— Begin INPUT FOR THIS TASK —

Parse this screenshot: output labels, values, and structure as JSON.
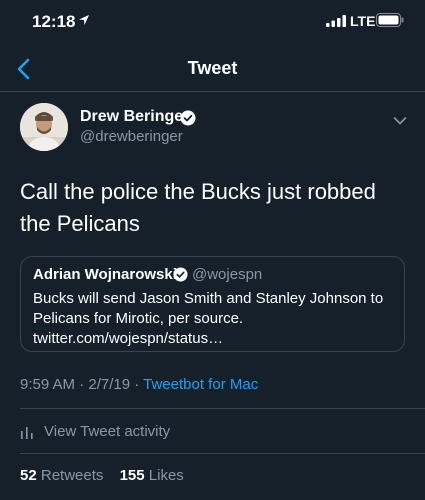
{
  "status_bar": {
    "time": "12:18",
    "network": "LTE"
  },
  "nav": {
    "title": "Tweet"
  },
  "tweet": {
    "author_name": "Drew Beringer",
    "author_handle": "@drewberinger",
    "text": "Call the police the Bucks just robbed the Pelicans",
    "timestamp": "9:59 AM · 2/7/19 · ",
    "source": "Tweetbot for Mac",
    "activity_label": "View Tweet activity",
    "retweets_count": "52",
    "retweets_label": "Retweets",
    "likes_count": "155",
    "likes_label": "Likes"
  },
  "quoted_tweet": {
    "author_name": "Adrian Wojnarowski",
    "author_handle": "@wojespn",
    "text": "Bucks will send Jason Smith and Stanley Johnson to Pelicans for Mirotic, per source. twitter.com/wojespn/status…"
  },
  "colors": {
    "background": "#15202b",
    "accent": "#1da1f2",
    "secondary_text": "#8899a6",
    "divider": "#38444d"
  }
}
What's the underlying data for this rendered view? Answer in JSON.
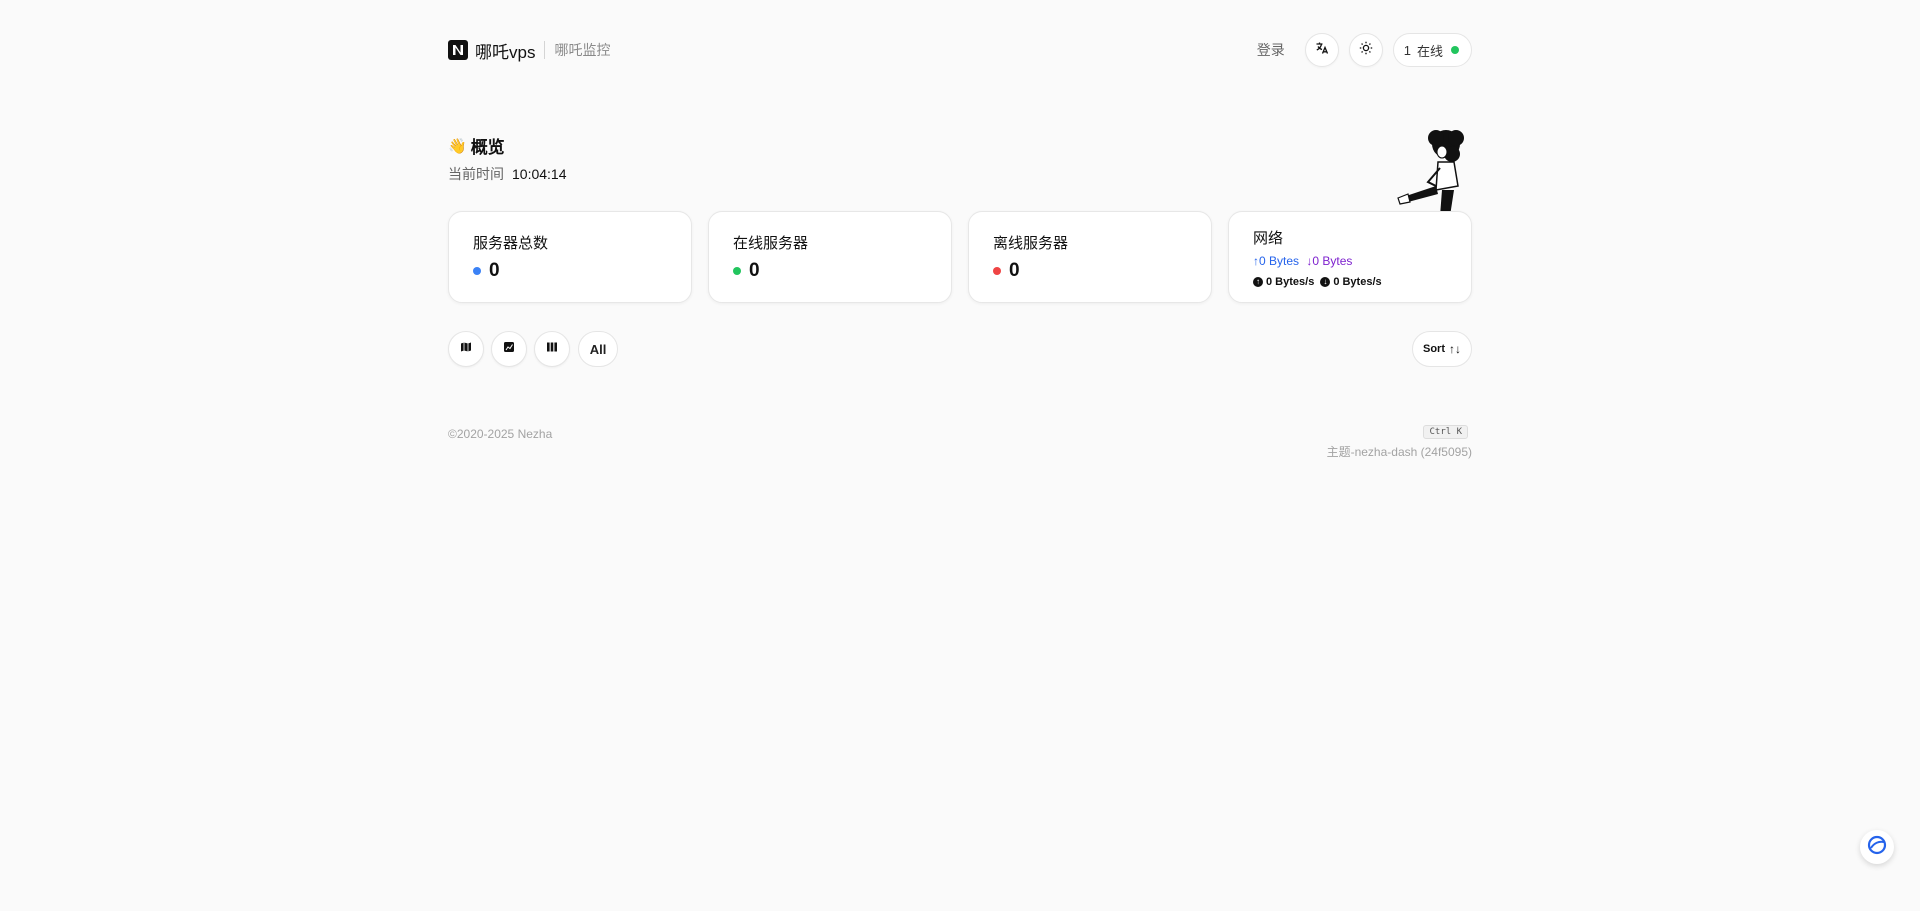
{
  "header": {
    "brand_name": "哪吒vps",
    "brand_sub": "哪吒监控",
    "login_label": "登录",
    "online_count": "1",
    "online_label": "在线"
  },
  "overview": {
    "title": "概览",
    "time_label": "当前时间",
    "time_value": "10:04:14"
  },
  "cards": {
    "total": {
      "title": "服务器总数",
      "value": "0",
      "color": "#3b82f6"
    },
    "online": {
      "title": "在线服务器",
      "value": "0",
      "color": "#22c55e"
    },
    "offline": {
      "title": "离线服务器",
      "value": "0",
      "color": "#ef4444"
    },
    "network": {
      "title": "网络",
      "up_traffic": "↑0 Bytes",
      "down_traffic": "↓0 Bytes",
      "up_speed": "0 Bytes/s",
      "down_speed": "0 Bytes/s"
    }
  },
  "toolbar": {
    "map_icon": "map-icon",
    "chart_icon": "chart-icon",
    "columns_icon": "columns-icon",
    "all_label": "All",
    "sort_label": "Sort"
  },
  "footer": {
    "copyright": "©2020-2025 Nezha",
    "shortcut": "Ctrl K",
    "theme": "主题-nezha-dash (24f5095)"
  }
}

— End INPUT FOR THIS TASK —

GIVEN PROBLEM.
The pictures should not appear in the copy; every other part of the records above must be returned exactly.

ANSWER FOR THE TASK.
Parse this screenshot: output labels, values, and structure as JSON.
{
  "status_bar": {
    "time": "12:18",
    "network": "LTE"
  },
  "nav": {
    "title": "Tweet"
  },
  "tweet": {
    "author_name": "Drew Beringer",
    "author_handle": "@drewberinger",
    "text": "Call the police the Bucks just robbed the Pelicans",
    "timestamp": "9:59 AM · 2/7/19 · ",
    "source": "Tweetbot for Mac",
    "activity_label": "View Tweet activity",
    "retweets_count": "52",
    "retweets_label": "Retweets",
    "likes_count": "155",
    "likes_label": "Likes"
  },
  "quoted_tweet": {
    "author_name": "Adrian Wojnarowski",
    "author_handle": "@wojespn",
    "text": "Bucks will send Jason Smith and Stanley Johnson to Pelicans for Mirotic, per source. twitter.com/wojespn/status…"
  },
  "colors": {
    "background": "#15202b",
    "accent": "#1da1f2",
    "secondary_text": "#8899a6",
    "divider": "#38444d"
  }
}
What's the underlying data for this rendered view? Answer in JSON.
{
  "header": {
    "brand_name": "哪吒vps",
    "brand_sub": "哪吒监控",
    "login_label": "登录",
    "online_count": "1",
    "online_label": "在线"
  },
  "overview": {
    "title": "概览",
    "time_label": "当前时间",
    "time_value": "10:04:14"
  },
  "cards": {
    "total": {
      "title": "服务器总数",
      "value": "0",
      "color": "#3b82f6"
    },
    "online": {
      "title": "在线服务器",
      "value": "0",
      "color": "#22c55e"
    },
    "offline": {
      "title": "离线服务器",
      "value": "0",
      "color": "#ef4444"
    },
    "network": {
      "title": "网络",
      "up_traffic": "↑0 Bytes",
      "down_traffic": "↓0 Bytes",
      "up_speed": "0 Bytes/s",
      "down_speed": "0 Bytes/s"
    }
  },
  "toolbar": {
    "map_icon": "map-icon",
    "chart_icon": "chart-icon",
    "columns_icon": "columns-icon",
    "all_label": "All",
    "sort_label": "Sort"
  },
  "footer": {
    "copyright": "©2020-2025 Nezha",
    "shortcut": "Ctrl K",
    "theme": "主题-nezha-dash (24f5095)"
  }
}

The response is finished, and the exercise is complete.